**Aim of the task**
Print the listing in its entirety and exactly, leaving out images.

**Available data**

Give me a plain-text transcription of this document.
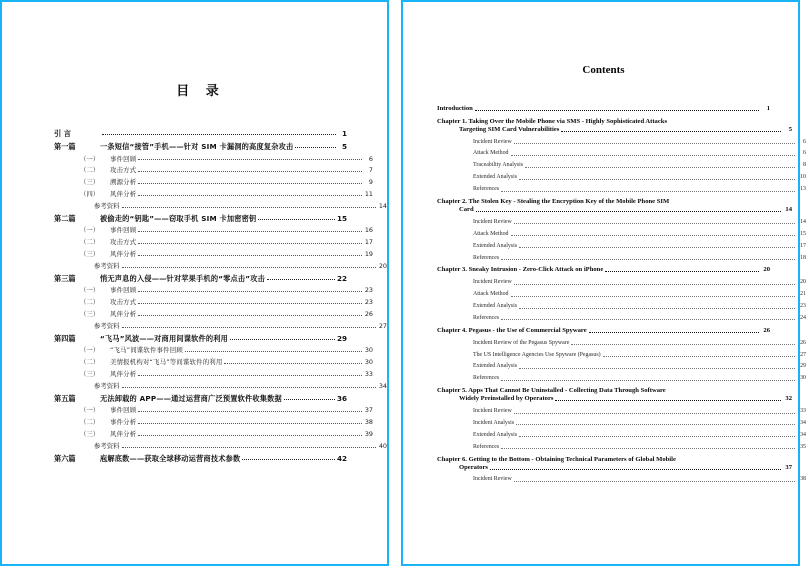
目 录
引 言	1
第一篇	一条短信“接管”手机——针对 SIM 卡漏洞的高度复杂攻击	5
（一）	事件回顾	6
（二）	攻击方式	7
（三）	溯源分析	9
（四）	风伴分析	11
参考资料	14
第二篇	被偷走的“钥匙”——窃取手机 SIM 卡加密密钥	15
（一）	事件回顾	16
（二）	攻击方式	17
（三）	风伴分析	19
参考资料	20
第三篇	悄无声息的入侵——针对苹果手机的“零点击”攻击	22
（一）	事件回顾	23
（二）	攻击方式	23
（三）	风伴分析	26
参考资料	27
第四篇	“飞马”风波——对商用间谍软件的利用	29
（一）	“飞马”间谍软件事件回顾	30
（二）	美情报机构对“飞马”等间谍软件的利用	30
（三）	风伴分析	33
参考资料	34
第五篇	无法卸载的 APP——通过运营商广泛预置软件收集数据	36
（一）	事件回顾	37
（二）	事件分析	38
（三）	风伴分析	39
参考资料	40
第六篇	庖解底数——获取全球移动运营商技术参数	42
Contents
Introduction	1
Chapter 1. Taking Over the Mobile Phone via SMS - Highly Sophisticated Attacks
Targeting SIM Card Vulnerabilities	5
Incident Review	6
Attack Method	6
Traceability Analysis	8
Extended Analysis	10
References	13
Chapter 2. The Stolen Key - Stealing the Encryption Key of the Mobile Phone SIM
Card	14
Incident Review	14
Attack Method	15
Extended Analysis	17
References	18
Chapter 3. Sneaky Intrusion - Zero-Click Attack on iPhone	20
Incident Review	20
Attack Method	21
Extended Analysis	23
References	24
Chapter 4. Pegasus - the Use of Commercial Spyware	26
Incident Review of the Pegasus Spyware	26
The US Intelligence Agencies Use Spyware (Pegasus)	27
Extended Analysis	29
References	30
Chapter 5. Apps That Cannot Be Uninstalled - Collecting Data Through Software
Widely Preinstalled by Operators	32
Incident Review	33
Incident Analysis	34
Extended Analysis	34
References	35
Chapter 6. Getting to the Bottom - Obtaining Technical Parameters of Global Mobile
Operators	37
Incident Review	38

**The answer**
Give me a plain-text transcription of this document.
目 录
引 言	1
第一篇	一条短信“接管”手机——针对 SIM 卡漏洞的高度复杂攻击	5
（一）	事件回顾	6
（二）	攻击方式	7
（三）	溯源分析	9
（四）	风伴分析	11
参考资料	14
第二篇	被偷走的“钥匙”——窃取手机 SIM 卡加密密钥	15
（一）	事件回顾	16
（二）	攻击方式	17
（三）	风伴分析	19
参考资料	20
第三篇	悄无声息的入侵——针对苹果手机的“零点击”攻击	22
（一）	事件回顾	23
（二）	攻击方式	23
（三）	风伴分析	26
参考资料	27
第四篇	“飞马”风波——对商用间谍软件的利用	29
（一）	“飞马”间谍软件事件回顾	30
（二）	美情报机构对“飞马”等间谍软件的利用	30
（三）	风伴分析	33
参考资料	34
第五篇	无法卸载的 APP——通过运营商广泛预置软件收集数据	36
（一）	事件回顾	37
（二）	事件分析	38
（三）	风伴分析	39
参考资料	40
第六篇	庖解底数——获取全球移动运营商技术参数	42
Contents
Introduction	1
Chapter 1. Taking Over the Mobile Phone via SMS - Highly Sophisticated Attacks
Targeting SIM Card Vulnerabilities	5
Incident Review	6
Attack Method	6
Traceability Analysis	8
Extended Analysis	10
References	13
Chapter 2. The Stolen Key - Stealing the Encryption Key of the Mobile Phone SIM
Card	14
Incident Review	14
Attack Method	15
Extended Analysis	17
References	18
Chapter 3. Sneaky Intrusion - Zero-Click Attack on iPhone	20
Incident Review	20
Attack Method	21
Extended Analysis	23
References	24
Chapter 4. Pegasus - the Use of Commercial Spyware	26
Incident Review of the Pegasus Spyware	26
The US Intelligence Agencies Use Spyware (Pegasus)	27
Extended Analysis	29
References	30
Chapter 5. Apps That Cannot Be Uninstalled - Collecting Data Through Software
Widely Preinstalled by Operators	32
Incident Review	33
Incident Analysis	34
Extended Analysis	34
References	35
Chapter 6. Getting to the Bottom - Obtaining Technical Parameters of Global Mobile
Operators	37
Incident Review	38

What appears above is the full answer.